(Recorded information begins)
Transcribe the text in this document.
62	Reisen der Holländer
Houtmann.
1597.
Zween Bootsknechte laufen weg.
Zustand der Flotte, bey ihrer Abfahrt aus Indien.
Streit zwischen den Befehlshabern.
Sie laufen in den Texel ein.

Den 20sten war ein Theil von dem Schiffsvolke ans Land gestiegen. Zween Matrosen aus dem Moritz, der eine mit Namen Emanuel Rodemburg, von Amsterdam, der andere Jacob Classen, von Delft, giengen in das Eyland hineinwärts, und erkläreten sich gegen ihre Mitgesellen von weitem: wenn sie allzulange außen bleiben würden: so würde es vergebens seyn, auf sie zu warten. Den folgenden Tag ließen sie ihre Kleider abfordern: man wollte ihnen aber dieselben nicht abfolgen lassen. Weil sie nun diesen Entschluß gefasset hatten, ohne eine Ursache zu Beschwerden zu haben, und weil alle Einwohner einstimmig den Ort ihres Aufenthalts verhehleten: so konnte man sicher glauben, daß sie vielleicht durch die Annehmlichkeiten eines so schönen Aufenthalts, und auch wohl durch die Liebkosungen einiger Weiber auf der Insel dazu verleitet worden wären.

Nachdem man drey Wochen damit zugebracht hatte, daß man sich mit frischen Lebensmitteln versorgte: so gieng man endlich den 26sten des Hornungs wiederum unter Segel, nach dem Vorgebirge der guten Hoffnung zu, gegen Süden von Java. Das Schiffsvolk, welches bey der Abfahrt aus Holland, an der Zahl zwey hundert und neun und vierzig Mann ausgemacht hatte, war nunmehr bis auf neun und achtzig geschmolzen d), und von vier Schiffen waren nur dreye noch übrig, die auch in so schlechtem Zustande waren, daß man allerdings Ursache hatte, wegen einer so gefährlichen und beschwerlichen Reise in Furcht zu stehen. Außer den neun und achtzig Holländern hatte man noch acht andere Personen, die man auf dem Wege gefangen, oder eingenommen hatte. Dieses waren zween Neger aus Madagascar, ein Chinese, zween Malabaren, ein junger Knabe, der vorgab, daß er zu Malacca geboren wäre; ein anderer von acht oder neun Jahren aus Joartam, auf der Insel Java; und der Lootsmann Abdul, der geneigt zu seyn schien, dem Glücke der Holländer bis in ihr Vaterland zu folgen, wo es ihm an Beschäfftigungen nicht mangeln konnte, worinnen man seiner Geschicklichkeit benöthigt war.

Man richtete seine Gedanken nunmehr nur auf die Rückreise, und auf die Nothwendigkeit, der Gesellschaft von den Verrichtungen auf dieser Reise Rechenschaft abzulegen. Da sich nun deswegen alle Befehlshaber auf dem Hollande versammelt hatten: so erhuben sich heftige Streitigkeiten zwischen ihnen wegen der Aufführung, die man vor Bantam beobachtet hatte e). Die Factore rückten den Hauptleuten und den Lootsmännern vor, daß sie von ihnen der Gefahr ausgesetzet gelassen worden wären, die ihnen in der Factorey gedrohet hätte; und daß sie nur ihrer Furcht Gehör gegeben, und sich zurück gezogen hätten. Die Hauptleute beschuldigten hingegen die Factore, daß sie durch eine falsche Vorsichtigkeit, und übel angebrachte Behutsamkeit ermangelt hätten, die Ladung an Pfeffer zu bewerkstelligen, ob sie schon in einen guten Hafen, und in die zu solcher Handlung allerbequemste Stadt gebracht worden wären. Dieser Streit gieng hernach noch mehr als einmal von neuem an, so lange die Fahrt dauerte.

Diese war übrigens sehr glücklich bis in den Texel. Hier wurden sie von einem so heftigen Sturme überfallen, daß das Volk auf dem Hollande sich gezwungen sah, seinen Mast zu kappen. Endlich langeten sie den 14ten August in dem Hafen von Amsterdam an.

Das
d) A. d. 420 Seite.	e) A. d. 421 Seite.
(Recorded information ends)
* [Task statement]:
Looking at the material above, how many lines hold the word "Hafen"? Only the number, please.

* [Result]:
2